─── Recorded data ───

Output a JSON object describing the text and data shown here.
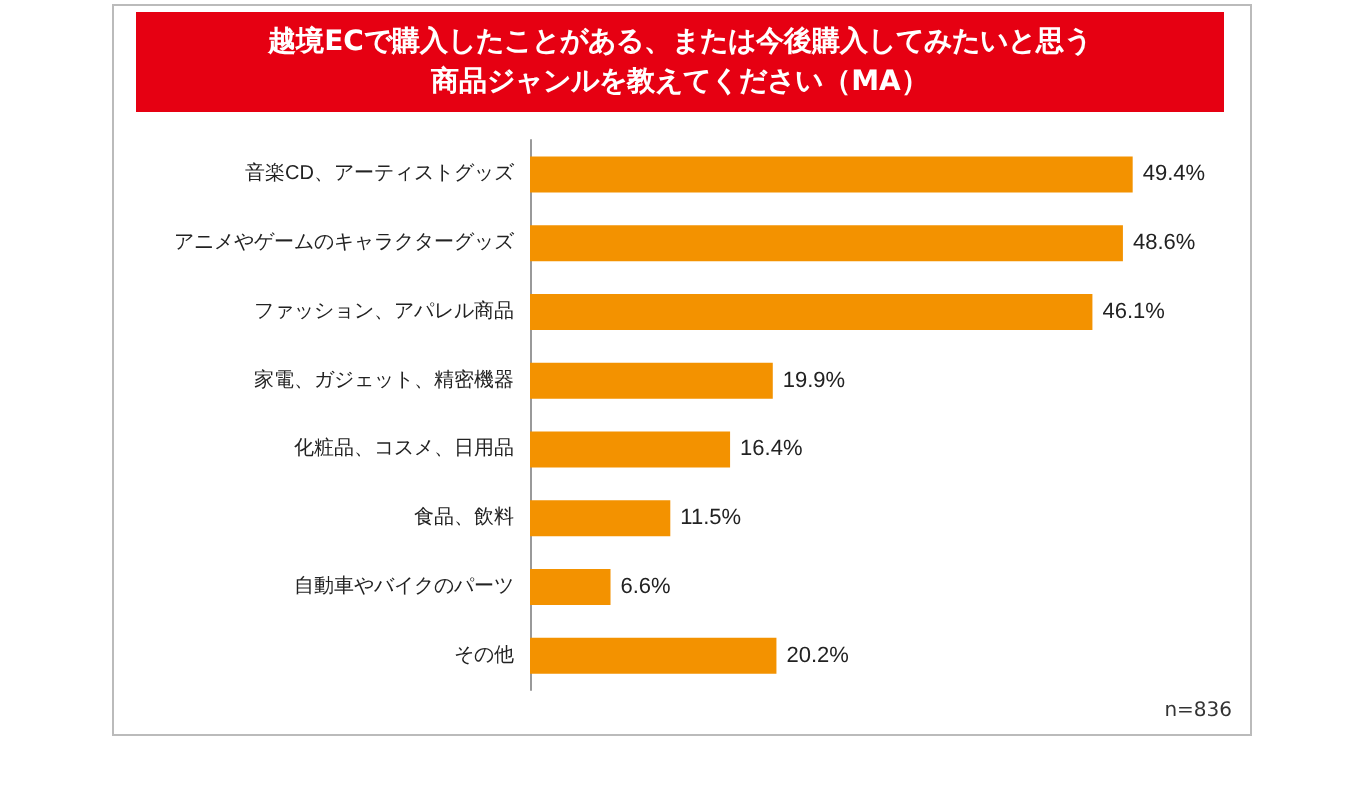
{
  "chart_data": {
    "type": "bar",
    "orientation": "horizontal",
    "title": "越境ECで購入したことがある、または今後購入してみたいと思う商品ジャンルを教えてください（MA）",
    "categories": [
      "音楽CD、アーティストグッズ",
      "アニメやゲームのキャラクターグッズ",
      "ファッション、アパレル商品",
      "家電、ガジェット、精密機器",
      "化粧品、コスメ、日用品",
      "食品、飲料",
      "自動車やバイクのパーツ",
      "その他"
    ],
    "values": [
      49.4,
      48.6,
      46.1,
      19.9,
      16.4,
      11.5,
      6.6,
      20.2
    ],
    "value_labels": [
      "49.4%",
      "48.6%",
      "46.1%",
      "19.9%",
      "16.4%",
      "11.5%",
      "6.6%",
      "20.2%"
    ],
    "color": "#f39200",
    "annotations": [
      "n=836"
    ]
  }
}
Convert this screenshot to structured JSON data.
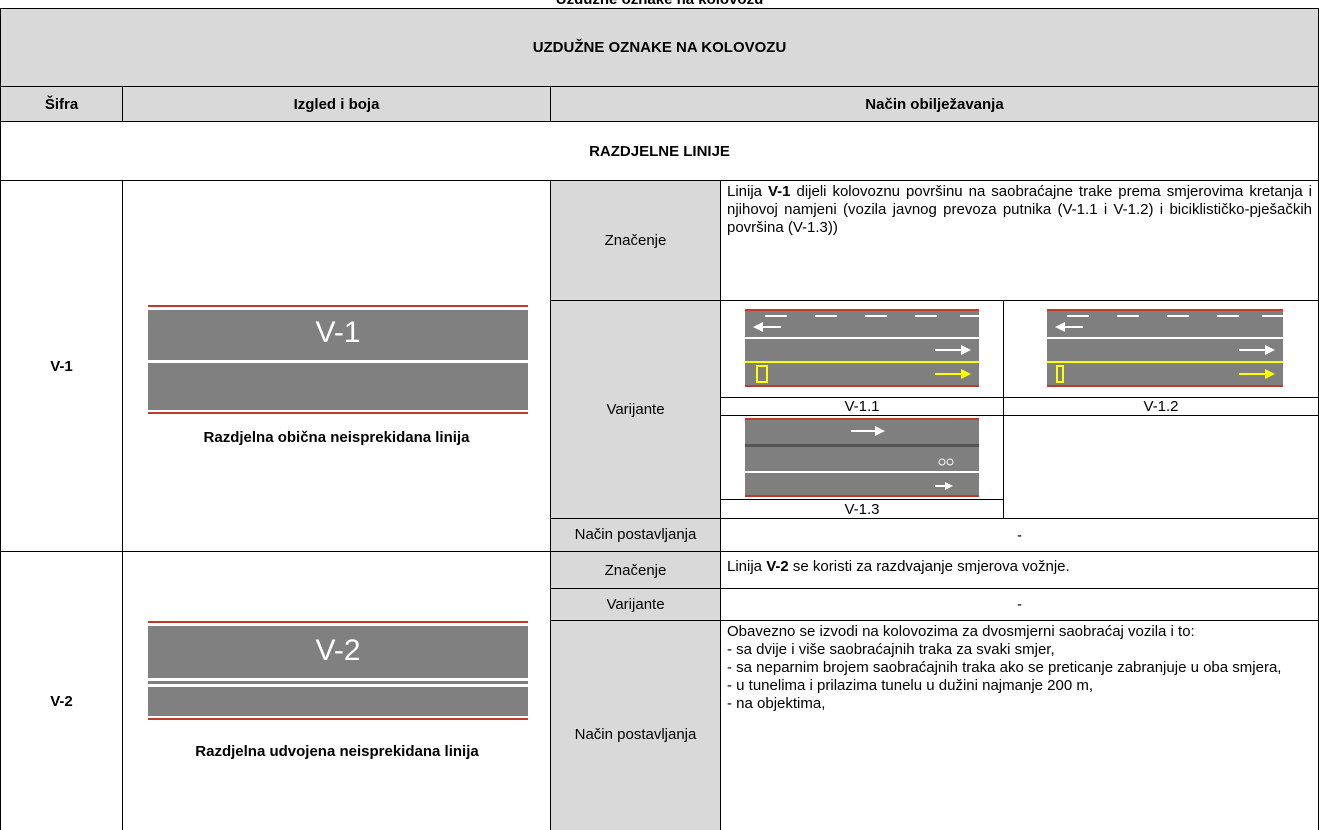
{
  "header": {
    "page_title": "Uzdužne oznake na kolovozu"
  },
  "table": {
    "title": "UZDUŽNE OZNAKE NA KOLOVOZU",
    "columns": [
      "Šifra",
      "Izgled i boja",
      "Način obilježavanja"
    ],
    "section": "RAZDJELNE LINIJE",
    "row_labels": [
      "Značenje",
      "Varijante",
      "Način postavljanja"
    ],
    "rows": [
      {
        "code": "V-1",
        "image_label": "V-1",
        "caption": "Razdjelna obična neisprekidana linija",
        "meaning": {
          "before": "Linija",
          "code": "V-1",
          "after": "dijeli kolovoznu površinu na saobraćajne trake prema smjerovima kretanja i njihovoj namjeni (vozila javnog prevoza putnika (V-1.1 i V-1.2) i biciklističko-pješačkih površina (V-1.3))"
        },
        "variants": [
          "V-1.1",
          "V-1.2",
          "V-1.3"
        ],
        "placement": "-"
      },
      {
        "code": "V-2",
        "image_label": "V-2",
        "caption": "Razdjelna udvojena neisprekidana linija",
        "meaning": {
          "before": "Linija",
          "code": "V-2",
          "after": "se koristi za razdvajanje smjerova vožnje."
        },
        "variants_text": "-",
        "placement_lines": [
          "Obavezno se izvodi na kolovozima za dvosmjerni saobraćaj vozila i to:",
          "- sa dvije i više saobraćajnih traka za svaki smjer,",
          "- sa neparnim brojem saobraćajnih traka ako se preticanje zabranjuje u oba smjera,",
          "- u tunelima i prilazima tunelu u dužini najmanje 200 m,",
          "- na objektima,"
        ]
      }
    ]
  }
}
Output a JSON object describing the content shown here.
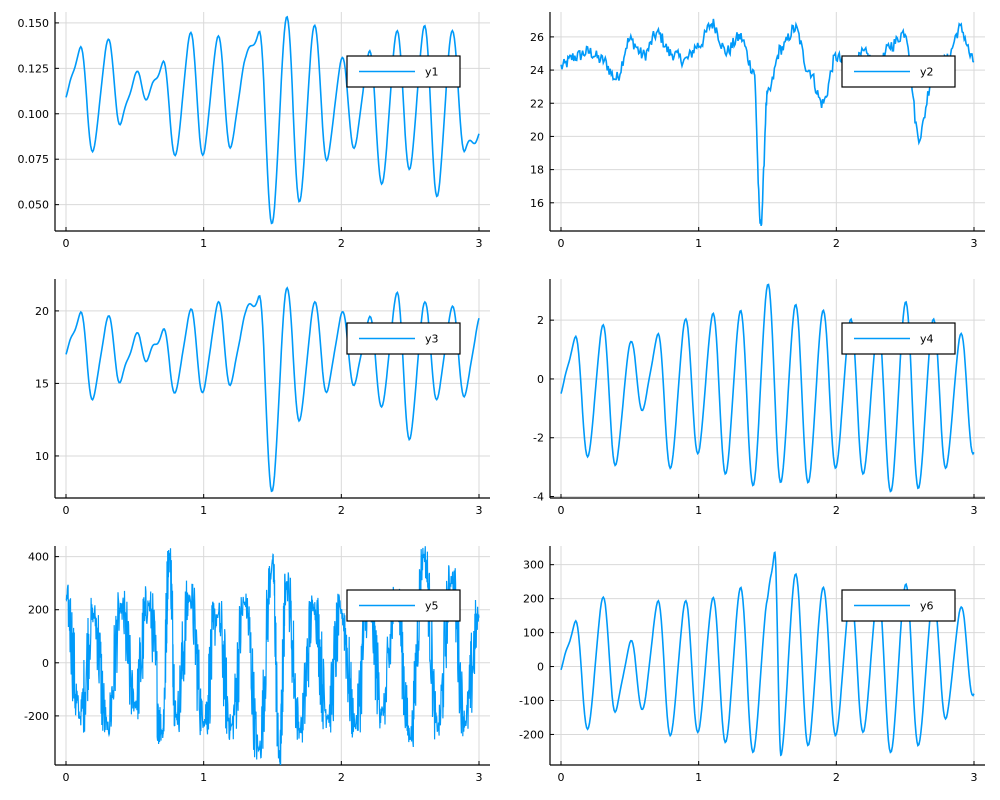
{
  "chart_data": [
    {
      "type": "line",
      "series": [
        {
          "name": "y1",
          "color": "#009af9"
        }
      ],
      "x": [
        0,
        0.1,
        0.2,
        0.3,
        0.4,
        0.5,
        0.6,
        0.7,
        0.8,
        0.9,
        1.0,
        1.1,
        1.2,
        1.3,
        1.4,
        1.5,
        1.6,
        1.7,
        1.8,
        1.9,
        2.0,
        2.1,
        2.2,
        2.3,
        2.4,
        2.5,
        2.6,
        2.7,
        2.8,
        2.9,
        3.0
      ],
      "values": [
        0.109,
        0.136,
        0.08,
        0.14,
        0.095,
        0.121,
        0.11,
        0.128,
        0.078,
        0.144,
        0.078,
        0.142,
        0.082,
        0.13,
        0.145,
        0.04,
        0.153,
        0.052,
        0.148,
        0.075,
        0.13,
        0.082,
        0.134,
        0.062,
        0.145,
        0.07,
        0.148,
        0.055,
        0.145,
        0.08,
        0.089
      ],
      "xlim": [
        -0.08,
        3.08
      ],
      "ylim": [
        0.0355,
        0.156
      ],
      "xticks": [
        0,
        1,
        2,
        3
      ],
      "xtick_labels": [
        "0",
        "1",
        "2",
        "3"
      ],
      "yticks": [
        0.05,
        0.075,
        0.1,
        0.125,
        0.15
      ],
      "ytick_labels": [
        "0.050",
        "0.075",
        "0.100",
        "0.125",
        "0.150"
      ],
      "grid": true,
      "legend": "top-right"
    },
    {
      "type": "line",
      "series": [
        {
          "name": "y2",
          "color": "#009af9"
        }
      ],
      "x": [
        0,
        0.1,
        0.2,
        0.3,
        0.4,
        0.5,
        0.6,
        0.7,
        0.8,
        0.9,
        1.0,
        1.1,
        1.2,
        1.3,
        1.4,
        1.45,
        1.5,
        1.6,
        1.7,
        1.8,
        1.9,
        2.0,
        2.1,
        2.2,
        2.3,
        2.4,
        2.5,
        2.6,
        2.7,
        2.8,
        2.9,
        3.0
      ],
      "values": [
        24.2,
        24.8,
        25.1,
        24.6,
        23.5,
        25.8,
        24.9,
        26.2,
        25.0,
        24.6,
        25.5,
        26.8,
        25.1,
        26.0,
        24.0,
        14.7,
        22.5,
        25.3,
        26.5,
        24.0,
        22.0,
        24.8,
        23.8,
        25.0,
        24.2,
        25.5,
        26.3,
        20.0,
        23.5,
        24.6,
        26.5,
        24.5
      ],
      "xlim": [
        -0.08,
        3.08
      ],
      "ylim": [
        14.3,
        27.5
      ],
      "xticks": [
        0,
        1,
        2,
        3
      ],
      "xtick_labels": [
        "0",
        "1",
        "2",
        "3"
      ],
      "yticks": [
        16,
        18,
        20,
        22,
        24,
        26
      ],
      "ytick_labels": [
        "16",
        "18",
        "20",
        "22",
        "24",
        "26"
      ],
      "grid": true,
      "legend": "top-right"
    },
    {
      "type": "line",
      "series": [
        {
          "name": "y3",
          "color": "#009af9"
        }
      ],
      "x": [
        0,
        0.1,
        0.2,
        0.3,
        0.4,
        0.5,
        0.6,
        0.7,
        0.8,
        0.9,
        1.0,
        1.1,
        1.2,
        1.3,
        1.4,
        1.5,
        1.6,
        1.7,
        1.8,
        1.9,
        2.0,
        2.1,
        2.2,
        2.3,
        2.4,
        2.5,
        2.6,
        2.7,
        2.8,
        2.9,
        3.0
      ],
      "values": [
        17.0,
        19.8,
        14.0,
        19.5,
        15.2,
        18.2,
        16.8,
        18.6,
        14.5,
        20.0,
        14.5,
        20.5,
        15.0,
        19.8,
        21.0,
        7.6,
        21.5,
        12.5,
        20.5,
        14.5,
        19.8,
        15.0,
        19.5,
        13.5,
        21.2,
        11.2,
        20.5,
        14.0,
        20.2,
        14.2,
        19.5
      ],
      "xlim": [
        -0.08,
        3.08
      ],
      "ylim": [
        7.1,
        22.2
      ],
      "xticks": [
        0,
        1,
        2,
        3
      ],
      "xtick_labels": [
        "0",
        "1",
        "2",
        "3"
      ],
      "yticks": [
        10,
        15,
        20
      ],
      "ytick_labels": [
        "10",
        "15",
        "20"
      ],
      "grid": true,
      "legend": "top-right"
    },
    {
      "type": "line",
      "series": [
        {
          "name": "y4",
          "color": "#009af9"
        }
      ],
      "x": [
        0,
        0.1,
        0.2,
        0.3,
        0.4,
        0.5,
        0.6,
        0.7,
        0.8,
        0.9,
        1.0,
        1.1,
        1.2,
        1.3,
        1.4,
        1.5,
        1.6,
        1.7,
        1.8,
        1.9,
        2.0,
        2.1,
        2.2,
        2.3,
        2.4,
        2.5,
        2.6,
        2.7,
        2.8,
        2.9,
        3.0
      ],
      "values": [
        -0.5,
        1.4,
        -2.6,
        1.8,
        -2.9,
        1.2,
        -1.0,
        1.5,
        -3.0,
        2.0,
        -2.5,
        2.2,
        -3.2,
        2.3,
        -3.6,
        3.2,
        -3.5,
        2.5,
        -3.5,
        2.3,
        -3.0,
        2.0,
        -3.2,
        1.8,
        -3.8,
        2.6,
        -3.7,
        2.0,
        -3.0,
        1.5,
        -2.5
      ],
      "xlim": [
        -0.08,
        3.08
      ],
      "ylim": [
        -4.05,
        3.4
      ],
      "xticks": [
        0,
        1,
        2,
        3
      ],
      "xtick_labels": [
        "0",
        "1",
        "2",
        "3"
      ],
      "yticks": [
        -4,
        -2,
        0,
        2
      ],
      "ytick_labels": [
        "-4",
        "-2",
        "0",
        "2"
      ],
      "grid": true,
      "legend": "top-right"
    },
    {
      "type": "line",
      "series": [
        {
          "name": "y5",
          "color": "#009af9"
        }
      ],
      "x": [
        0,
        0.1,
        0.2,
        0.3,
        0.4,
        0.5,
        0.6,
        0.7,
        0.75,
        0.8,
        0.9,
        1.0,
        1.1,
        1.2,
        1.3,
        1.4,
        1.5,
        1.55,
        1.6,
        1.7,
        1.8,
        1.9,
        2.0,
        2.1,
        2.2,
        2.3,
        2.4,
        2.5,
        2.6,
        2.7,
        2.8,
        2.9,
        3.0
      ],
      "values": [
        240,
        -200,
        180,
        -240,
        200,
        -150,
        220,
        -260,
        410,
        -200,
        250,
        -220,
        180,
        -240,
        230,
        -330,
        380,
        -360,
        300,
        -250,
        210,
        -200,
        190,
        -230,
        220,
        -180,
        240,
        -280,
        410,
        -250,
        320,
        -220,
        170
      ],
      "xlim": [
        -0.08,
        3.08
      ],
      "ylim": [
        -385,
        440
      ],
      "xticks": [
        0,
        1,
        2,
        3
      ],
      "xtick_labels": [
        "0",
        "1",
        "2",
        "3"
      ],
      "yticks": [
        -200,
        0,
        200,
        400
      ],
      "ytick_labels": [
        "-200",
        "0",
        "200",
        "400"
      ],
      "grid": true,
      "legend": "top-right"
    },
    {
      "type": "line",
      "series": [
        {
          "name": "y6",
          "color": "#009af9"
        }
      ],
      "x": [
        0,
        0.1,
        0.2,
        0.3,
        0.4,
        0.5,
        0.6,
        0.7,
        0.8,
        0.9,
        1.0,
        1.1,
        1.2,
        1.3,
        1.4,
        1.5,
        1.55,
        1.6,
        1.7,
        1.8,
        1.9,
        2.0,
        2.1,
        2.2,
        2.3,
        2.4,
        2.5,
        2.6,
        2.7,
        2.8,
        2.9,
        3.0
      ],
      "values": [
        -10,
        130,
        -180,
        200,
        -130,
        70,
        -120,
        190,
        -200,
        190,
        -190,
        200,
        -220,
        230,
        -250,
        200,
        335,
        -260,
        270,
        -230,
        230,
        -200,
        210,
        -190,
        220,
        -250,
        240,
        -230,
        200,
        -150,
        170,
        -80
      ],
      "xlim": [
        -0.08,
        3.08
      ],
      "ylim": [
        -290,
        355
      ],
      "xticks": [
        0,
        1,
        2,
        3
      ],
      "xtick_labels": [
        "0",
        "1",
        "2",
        "3"
      ],
      "yticks": [
        -200,
        -100,
        0,
        100,
        200,
        300
      ],
      "ytick_labels": [
        "-200",
        "-100",
        "0",
        "100",
        "200",
        "300"
      ],
      "grid": true,
      "legend": "top-right"
    }
  ]
}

───

Exercise goal: For this exercise, gather every line of the data that contains the word "Razdjelna".

Correct response:
        "caption": "Razdjelna obična neisprekidana linija",
        "caption": "Razdjelna udvojena neisprekidana linija",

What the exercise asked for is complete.